§ Exercise task
List every line in this data where the string "counter" occurs.

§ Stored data
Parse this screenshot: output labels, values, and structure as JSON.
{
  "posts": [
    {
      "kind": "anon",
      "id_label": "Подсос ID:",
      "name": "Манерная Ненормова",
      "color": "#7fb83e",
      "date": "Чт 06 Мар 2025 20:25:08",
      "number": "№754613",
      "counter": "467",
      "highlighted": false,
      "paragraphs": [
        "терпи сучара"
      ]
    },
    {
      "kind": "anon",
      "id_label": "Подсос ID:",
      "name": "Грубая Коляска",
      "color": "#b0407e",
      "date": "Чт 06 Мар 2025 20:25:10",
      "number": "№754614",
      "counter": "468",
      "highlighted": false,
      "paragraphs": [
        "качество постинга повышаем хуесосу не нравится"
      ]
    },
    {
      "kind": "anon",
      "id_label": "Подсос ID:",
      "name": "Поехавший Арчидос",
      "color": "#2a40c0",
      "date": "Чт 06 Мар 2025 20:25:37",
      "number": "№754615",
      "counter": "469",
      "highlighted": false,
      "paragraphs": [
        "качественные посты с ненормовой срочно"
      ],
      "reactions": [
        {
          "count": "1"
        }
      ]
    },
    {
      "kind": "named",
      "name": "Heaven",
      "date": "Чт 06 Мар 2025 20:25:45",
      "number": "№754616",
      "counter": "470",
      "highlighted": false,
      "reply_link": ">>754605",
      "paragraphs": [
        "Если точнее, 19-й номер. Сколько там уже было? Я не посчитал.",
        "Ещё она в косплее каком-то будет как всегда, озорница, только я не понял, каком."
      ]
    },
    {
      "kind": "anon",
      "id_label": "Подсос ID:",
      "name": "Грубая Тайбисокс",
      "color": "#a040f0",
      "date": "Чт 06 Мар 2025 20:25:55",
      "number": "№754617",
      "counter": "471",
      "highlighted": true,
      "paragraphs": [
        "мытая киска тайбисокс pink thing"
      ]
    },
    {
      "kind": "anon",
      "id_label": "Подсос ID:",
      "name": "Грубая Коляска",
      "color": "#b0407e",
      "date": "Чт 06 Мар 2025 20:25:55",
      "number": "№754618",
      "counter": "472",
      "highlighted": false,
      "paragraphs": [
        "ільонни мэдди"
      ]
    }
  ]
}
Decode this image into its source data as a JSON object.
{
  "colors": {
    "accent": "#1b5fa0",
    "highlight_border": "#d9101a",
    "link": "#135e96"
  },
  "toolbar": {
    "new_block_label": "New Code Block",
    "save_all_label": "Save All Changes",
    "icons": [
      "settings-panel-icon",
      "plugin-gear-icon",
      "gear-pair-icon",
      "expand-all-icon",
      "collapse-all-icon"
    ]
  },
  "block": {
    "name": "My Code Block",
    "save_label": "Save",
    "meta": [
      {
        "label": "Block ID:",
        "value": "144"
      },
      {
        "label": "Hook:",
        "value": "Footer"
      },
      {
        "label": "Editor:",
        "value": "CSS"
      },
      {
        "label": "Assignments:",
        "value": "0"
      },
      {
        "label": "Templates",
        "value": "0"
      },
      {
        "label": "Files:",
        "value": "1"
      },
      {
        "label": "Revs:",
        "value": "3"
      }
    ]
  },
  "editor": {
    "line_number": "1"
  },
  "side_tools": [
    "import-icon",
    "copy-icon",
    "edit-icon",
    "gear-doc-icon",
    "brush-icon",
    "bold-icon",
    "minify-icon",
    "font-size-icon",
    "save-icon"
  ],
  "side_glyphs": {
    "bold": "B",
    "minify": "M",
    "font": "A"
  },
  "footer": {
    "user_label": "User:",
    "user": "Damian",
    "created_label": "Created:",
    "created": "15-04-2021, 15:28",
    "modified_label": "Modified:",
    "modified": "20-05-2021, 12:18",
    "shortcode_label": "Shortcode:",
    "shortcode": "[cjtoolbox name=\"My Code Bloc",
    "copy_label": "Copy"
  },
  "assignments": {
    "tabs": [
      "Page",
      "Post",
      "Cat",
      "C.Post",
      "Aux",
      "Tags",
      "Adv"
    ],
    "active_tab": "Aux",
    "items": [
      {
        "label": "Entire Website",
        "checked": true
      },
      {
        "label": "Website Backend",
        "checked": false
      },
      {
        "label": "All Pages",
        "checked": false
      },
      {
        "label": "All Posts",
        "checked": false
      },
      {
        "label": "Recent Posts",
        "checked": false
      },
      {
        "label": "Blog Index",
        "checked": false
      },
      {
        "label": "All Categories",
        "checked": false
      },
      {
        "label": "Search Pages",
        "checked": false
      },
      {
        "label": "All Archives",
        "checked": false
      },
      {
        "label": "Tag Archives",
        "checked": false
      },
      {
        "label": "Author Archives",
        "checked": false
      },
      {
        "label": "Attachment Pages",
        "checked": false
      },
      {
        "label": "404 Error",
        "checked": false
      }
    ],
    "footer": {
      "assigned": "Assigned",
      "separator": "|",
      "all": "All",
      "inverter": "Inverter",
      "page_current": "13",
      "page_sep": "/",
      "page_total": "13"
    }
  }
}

§ Result of the exercise
      "counter": "467",
      "counter": "468",
      "counter": "469",
      "counter": "470",
      "counter": "471",
      "counter": "472",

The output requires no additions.